* BEGIN *

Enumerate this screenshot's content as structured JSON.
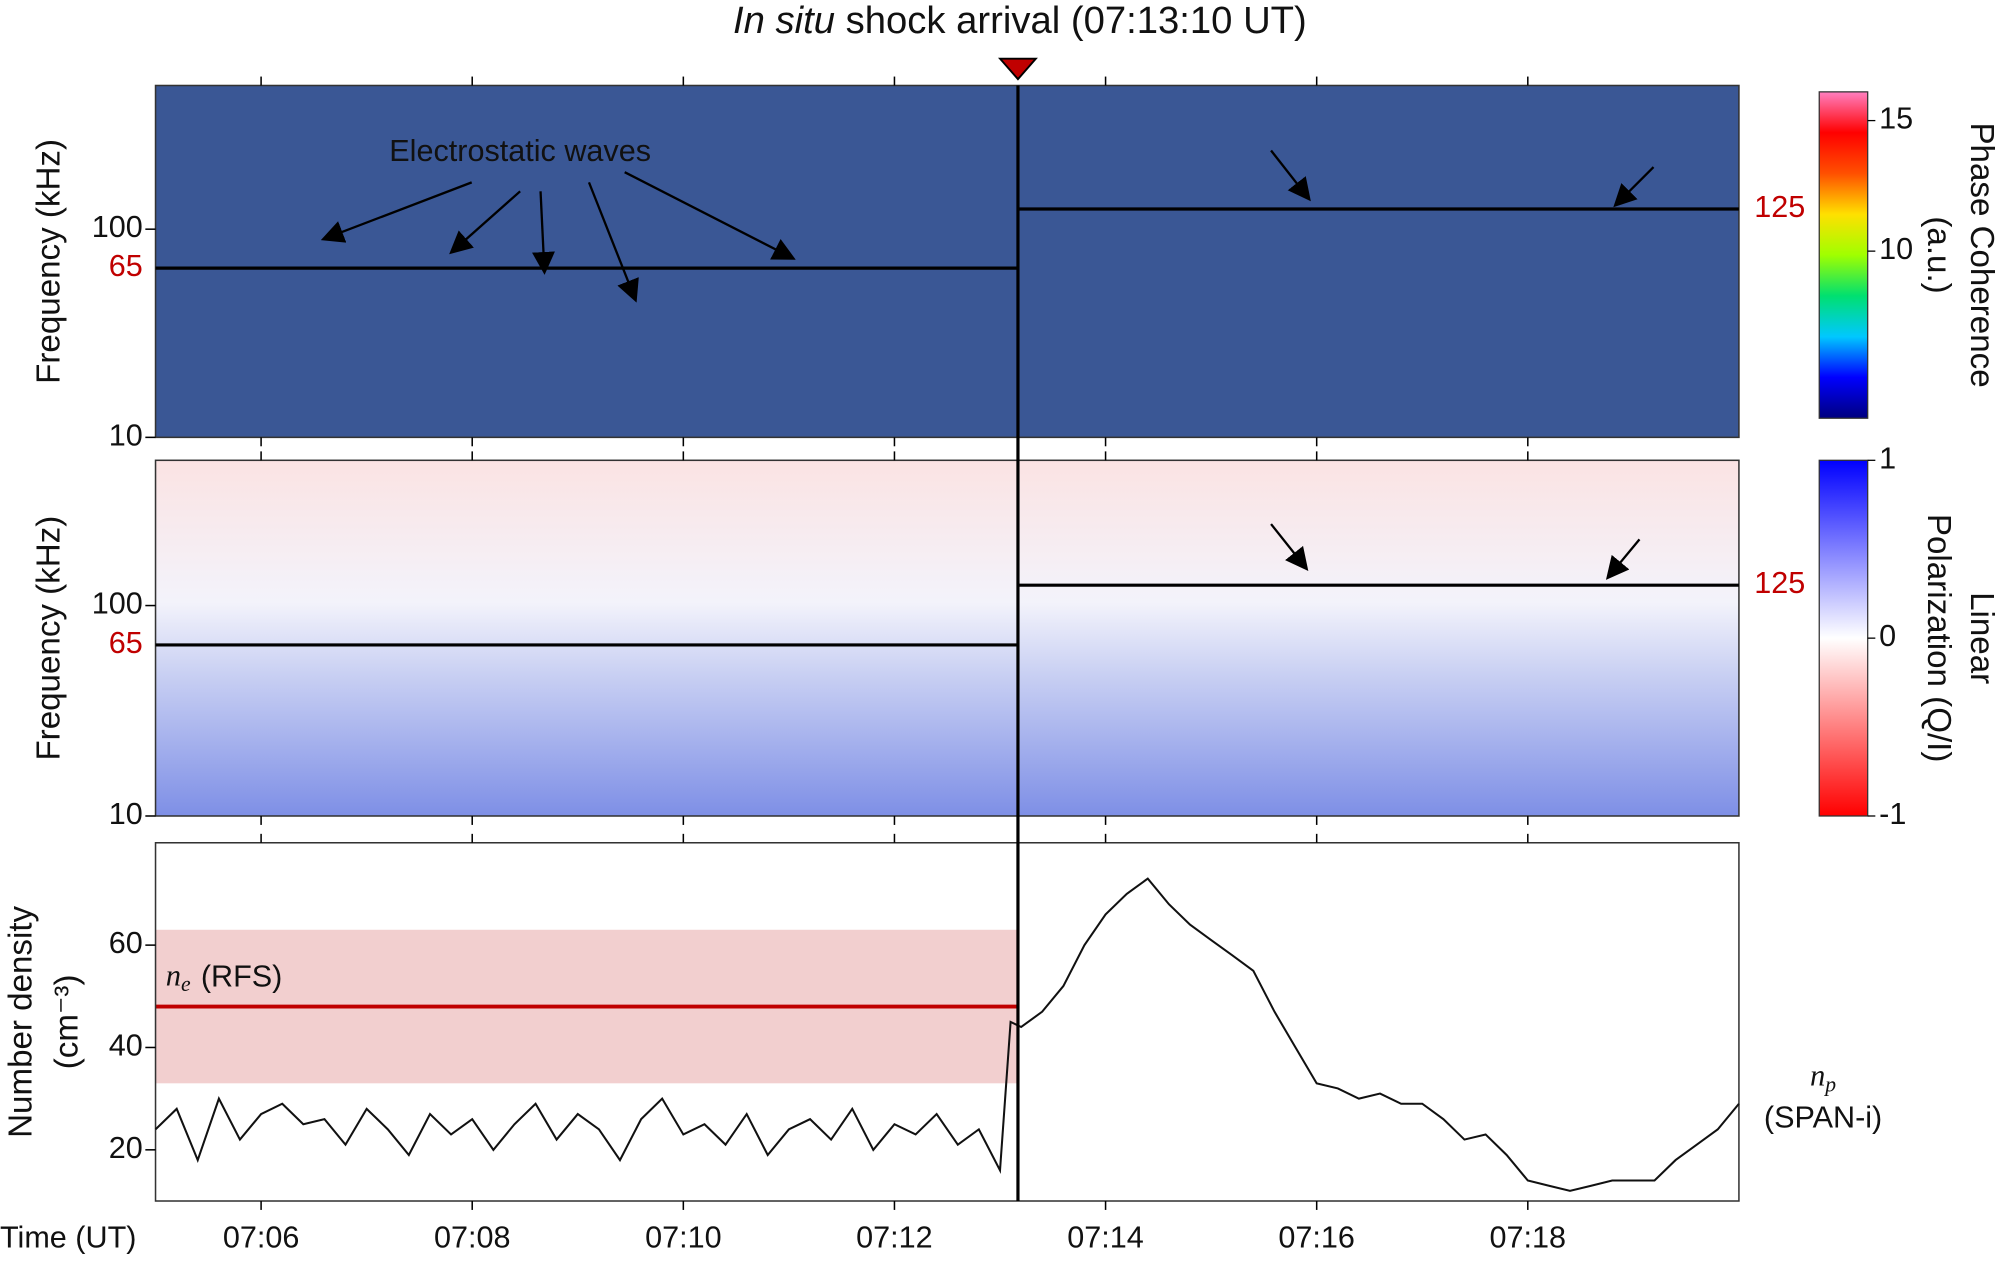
{
  "title_italic": "In situ",
  "title_rest": "shock arrival (07:13:10 UT)",
  "annotation": "Electrostatic waves",
  "chart_data": [
    {
      "type": "spectrogram",
      "ylabel": "Frequency (kHz)",
      "ylim": [
        10,
        490
      ],
      "log": true,
      "yticks": [
        10,
        100
      ],
      "levels": [
        65,
        125
      ],
      "level_color": "#c00000",
      "background": "#3a5795",
      "colorbar": {
        "label_lines": [
          "Phase Coherence",
          "(a.u.)"
        ],
        "clim": [
          3.6,
          16.1
        ],
        "ticks": [
          10,
          15
        ],
        "colors": [
          "#00007f",
          "#0000ff",
          "#00c8ff",
          "#00e070",
          "#a0ff00",
          "#ffe000",
          "#ff5000",
          "#ff0000",
          "#ff7fc0"
        ]
      }
    },
    {
      "type": "spectrogram",
      "ylabel": "Frequency (kHz)",
      "ylim": [
        10,
        490
      ],
      "log": true,
      "yticks": [
        10,
        100
      ],
      "levels": [
        65,
        125
      ],
      "level_color": "#c00000",
      "colorbar": {
        "label_lines": [
          "Linear",
          "Polarization  (Q/I)"
        ],
        "clim": [
          -1,
          1
        ],
        "ticks": [
          -1,
          0,
          1
        ],
        "colors": [
          "#ff0000",
          "#ffffff",
          "#0000ff"
        ]
      }
    },
    {
      "type": "line",
      "ylabel_lines": [
        "Number density",
        "(cm⁻³)"
      ],
      "xlabel": "Time (UT)",
      "xlim": [
        5,
        20
      ],
      "xticks": [
        {
          "value": 6,
          "label": "07:06"
        },
        {
          "value": 8,
          "label": "07:08"
        },
        {
          "value": 10,
          "label": "07:10"
        },
        {
          "value": 12,
          "label": "07:12"
        },
        {
          "value": 14,
          "label": "07:14"
        },
        {
          "value": 16,
          "label": "07:16"
        },
        {
          "value": 18,
          "label": "07:18"
        }
      ],
      "ylim": [
        10,
        80
      ],
      "yticks": [
        20,
        40,
        60
      ],
      "shock_x": 13.17,
      "marker_color": "#c00000",
      "band": [
        33,
        63
      ],
      "band_color": "#f2cfcf",
      "ne": 48,
      "ne_color": "#c00000",
      "ne_symbol": "n",
      "ne_sub": "e",
      "ne_label": "(RFS)",
      "series": [
        {
          "name": "(SPAN-i)",
          "symbol": "n",
          "symbol_sub": "p",
          "color": "#111111",
          "x": [
            5.0,
            5.2,
            5.4,
            5.6,
            5.8,
            6.0,
            6.2,
            6.4,
            6.6,
            6.8,
            7.0,
            7.2,
            7.4,
            7.6,
            7.8,
            8.0,
            8.2,
            8.4,
            8.6,
            8.8,
            9.0,
            9.2,
            9.4,
            9.6,
            9.8,
            10.0,
            10.2,
            10.4,
            10.6,
            10.8,
            11.0,
            11.2,
            11.4,
            11.6,
            11.8,
            12.0,
            12.2,
            12.4,
            12.6,
            12.8,
            13.0,
            13.1,
            13.2,
            13.4,
            13.6,
            13.8,
            14.0,
            14.2,
            14.4,
            14.6,
            14.8,
            15.0,
            15.2,
            15.4,
            15.6,
            15.8,
            16.0,
            16.2,
            16.4,
            16.6,
            16.8,
            17.0,
            17.2,
            17.4,
            17.6,
            17.8,
            18.0,
            18.2,
            18.4,
            18.6,
            18.8,
            19.0,
            19.2,
            19.4,
            19.6,
            19.8,
            20.0
          ],
          "values": [
            24,
            28,
            18,
            30,
            22,
            27,
            29,
            25,
            26,
            21,
            28,
            24,
            19,
            27,
            23,
            26,
            20,
            25,
            29,
            22,
            27,
            24,
            18,
            26,
            30,
            23,
            25,
            21,
            27,
            19,
            24,
            26,
            22,
            28,
            20,
            25,
            23,
            27,
            21,
            24,
            16,
            45,
            44,
            47,
            52,
            60,
            66,
            70,
            73,
            68,
            64,
            61,
            58,
            55,
            47,
            40,
            33,
            32,
            30,
            31,
            29,
            29,
            26,
            22,
            23,
            19,
            14,
            13,
            12,
            13,
            14,
            14,
            14,
            18,
            21,
            24,
            29
          ]
        }
      ]
    }
  ]
}
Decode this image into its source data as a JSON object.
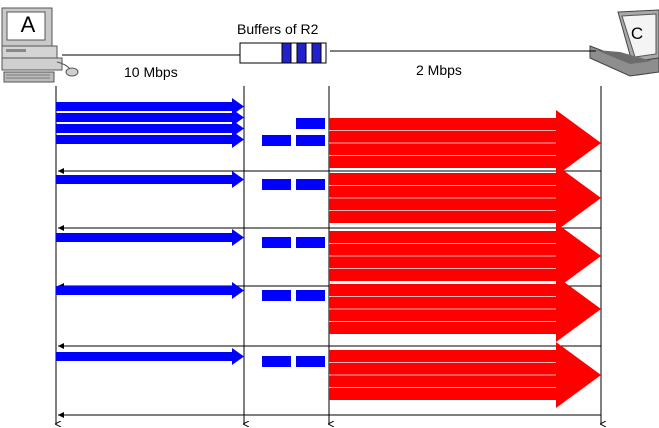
{
  "nodes": {
    "a": {
      "label": "A",
      "icon": "desktop-computer-icon"
    },
    "c": {
      "label": "C",
      "icon": "laptop-computer-icon"
    }
  },
  "router": {
    "label": "Buffers of R2",
    "buffered_packets": 3
  },
  "links": {
    "a_r2": {
      "label": "10 Mbps"
    },
    "r2_c": {
      "label": "2 Mbps"
    }
  },
  "colors": {
    "incoming_packets": "#0000ff",
    "queued_packets": "#0000ff",
    "outgoing_flow": "#ff0000",
    "timeline": "#000000",
    "background": "#ffffff"
  },
  "rounds": [
    {
      "incoming_arrows": 4,
      "queued_top_row": 1,
      "queued_bottom_row": 2,
      "outgoing_stripes": 4,
      "ack_returned": true
    },
    {
      "incoming_arrows": 1,
      "queued_top_row": 0,
      "queued_bottom_row": 2,
      "outgoing_stripes": 4,
      "ack_returned": true
    },
    {
      "incoming_arrows": 1,
      "queued_top_row": 0,
      "queued_bottom_row": 2,
      "outgoing_stripes": 4,
      "ack_returned": true
    },
    {
      "incoming_arrows": 1,
      "queued_top_row": 0,
      "queued_bottom_row": 2,
      "outgoing_stripes": 4,
      "ack_returned": true
    },
    {
      "incoming_arrows": 1,
      "queued_top_row": 0,
      "queued_bottom_row": 2,
      "outgoing_stripes": 4,
      "ack_returned": true
    }
  ]
}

* END *

• WHAT TO PRODUCE:
Make an exact copy of all the material, but keep the pictures out of it.

• SOLUTION FOR THIS EXERCISE:
Enumerate this screenshot's content as structured JSON.
{
  "title_italic": "In situ",
  "title_rest": "shock arrival (07:13:10 UT)",
  "annotation": "Electrostatic waves",
  "chart_data": [
    {
      "type": "spectrogram",
      "ylabel": "Frequency (kHz)",
      "ylim": [
        10,
        490
      ],
      "log": true,
      "yticks": [
        10,
        100
      ],
      "levels": [
        65,
        125
      ],
      "level_color": "#c00000",
      "background": "#3a5795",
      "colorbar": {
        "label_lines": [
          "Phase Coherence",
          "(a.u.)"
        ],
        "clim": [
          3.6,
          16.1
        ],
        "ticks": [
          10,
          15
        ],
        "colors": [
          "#00007f",
          "#0000ff",
          "#00c8ff",
          "#00e070",
          "#a0ff00",
          "#ffe000",
          "#ff5000",
          "#ff0000",
          "#ff7fc0"
        ]
      }
    },
    {
      "type": "spectrogram",
      "ylabel": "Frequency (kHz)",
      "ylim": [
        10,
        490
      ],
      "log": true,
      "yticks": [
        10,
        100
      ],
      "levels": [
        65,
        125
      ],
      "level_color": "#c00000",
      "colorbar": {
        "label_lines": [
          "Linear",
          "Polarization  (Q/I)"
        ],
        "clim": [
          -1,
          1
        ],
        "ticks": [
          -1,
          0,
          1
        ],
        "colors": [
          "#ff0000",
          "#ffffff",
          "#0000ff"
        ]
      }
    },
    {
      "type": "line",
      "ylabel_lines": [
        "Number density",
        "(cm⁻³)"
      ],
      "xlabel": "Time (UT)",
      "xlim": [
        5,
        20
      ],
      "xticks": [
        {
          "value": 6,
          "label": "07:06"
        },
        {
          "value": 8,
          "label": "07:08"
        },
        {
          "value": 10,
          "label": "07:10"
        },
        {
          "value": 12,
          "label": "07:12"
        },
        {
          "value": 14,
          "label": "07:14"
        },
        {
          "value": 16,
          "label": "07:16"
        },
        {
          "value": 18,
          "label": "07:18"
        }
      ],
      "ylim": [
        10,
        80
      ],
      "yticks": [
        20,
        40,
        60
      ],
      "shock_x": 13.17,
      "marker_color": "#c00000",
      "band": [
        33,
        63
      ],
      "band_color": "#f2cfcf",
      "ne": 48,
      "ne_color": "#c00000",
      "ne_symbol": "n",
      "ne_sub": "e",
      "ne_label": "(RFS)",
      "series": [
        {
          "name": "(SPAN-i)",
          "symbol": "n",
          "symbol_sub": "p",
          "color": "#111111",
          "x": [
            5.0,
            5.2,
            5.4,
            5.6,
            5.8,
            6.0,
            6.2,
            6.4,
            6.6,
            6.8,
            7.0,
            7.2,
            7.4,
            7.6,
            7.8,
            8.0,
            8.2,
            8.4,
            8.6,
            8.8,
            9.0,
            9.2,
            9.4,
            9.6,
            9.8,
            10.0,
            10.2,
            10.4,
            10.6,
            10.8,
            11.0,
            11.2,
            11.4,
            11.6,
            11.8,
            12.0,
            12.2,
            12.4,
            12.6,
            12.8,
            13.0,
            13.1,
            13.2,
            13.4,
            13.6,
            13.8,
            14.0,
            14.2,
            14.4,
            14.6,
            14.8,
            15.0,
            15.2,
            15.4,
            15.6,
            15.8,
            16.0,
            16.2,
            16.4,
            16.6,
            16.8,
            17.0,
            17.2,
            17.4,
            17.6,
            17.8,
            18.0,
            18.2,
            18.4,
            18.6,
            18.8,
            19.0,
            19.2,
            19.4,
            19.6,
            19.8,
            20.0
          ],
          "values": [
            24,
            28,
            18,
            30,
            22,
            27,
            29,
            25,
            26,
            21,
            28,
            24,
            19,
            27,
            23,
            26,
            20,
            25,
            29,
            22,
            27,
            24,
            18,
            26,
            30,
            23,
            25,
            21,
            27,
            19,
            24,
            26,
            22,
            28,
            20,
            25,
            23,
            27,
            21,
            24,
            16,
            45,
            44,
            47,
            52,
            60,
            66,
            70,
            73,
            68,
            64,
            61,
            58,
            55,
            47,
            40,
            33,
            32,
            30,
            31,
            29,
            29,
            26,
            22,
            23,
            19,
            14,
            13,
            12,
            13,
            14,
            14,
            14,
            18,
            21,
            24,
            29
          ]
        }
      ]
    }
  ]
}
Decode this image into its source data as a JSON object.
{
  "nodes": {
    "a": {
      "label": "A",
      "icon": "desktop-computer-icon"
    },
    "c": {
      "label": "C",
      "icon": "laptop-computer-icon"
    }
  },
  "router": {
    "label": "Buffers of R2",
    "buffered_packets": 3
  },
  "links": {
    "a_r2": {
      "label": "10 Mbps"
    },
    "r2_c": {
      "label": "2 Mbps"
    }
  },
  "colors": {
    "incoming_packets": "#0000ff",
    "queued_packets": "#0000ff",
    "outgoing_flow": "#ff0000",
    "timeline": "#000000",
    "background": "#ffffff"
  },
  "rounds": [
    {
      "incoming_arrows": 4,
      "queued_top_row": 1,
      "queued_bottom_row": 2,
      "outgoing_stripes": 4,
      "ack_returned": true
    },
    {
      "incoming_arrows": 1,
      "queued_top_row": 0,
      "queued_bottom_row": 2,
      "outgoing_stripes": 4,
      "ack_returned": true
    },
    {
      "incoming_arrows": 1,
      "queued_top_row": 0,
      "queued_bottom_row": 2,
      "outgoing_stripes": 4,
      "ack_returned": true
    },
    {
      "incoming_arrows": 1,
      "queued_top_row": 0,
      "queued_bottom_row": 2,
      "outgoing_stripes": 4,
      "ack_returned": true
    },
    {
      "incoming_arrows": 1,
      "queued_top_row": 0,
      "queued_bottom_row": 2,
      "outgoing_stripes": 4,
      "ack_returned": true
    }
  ]
}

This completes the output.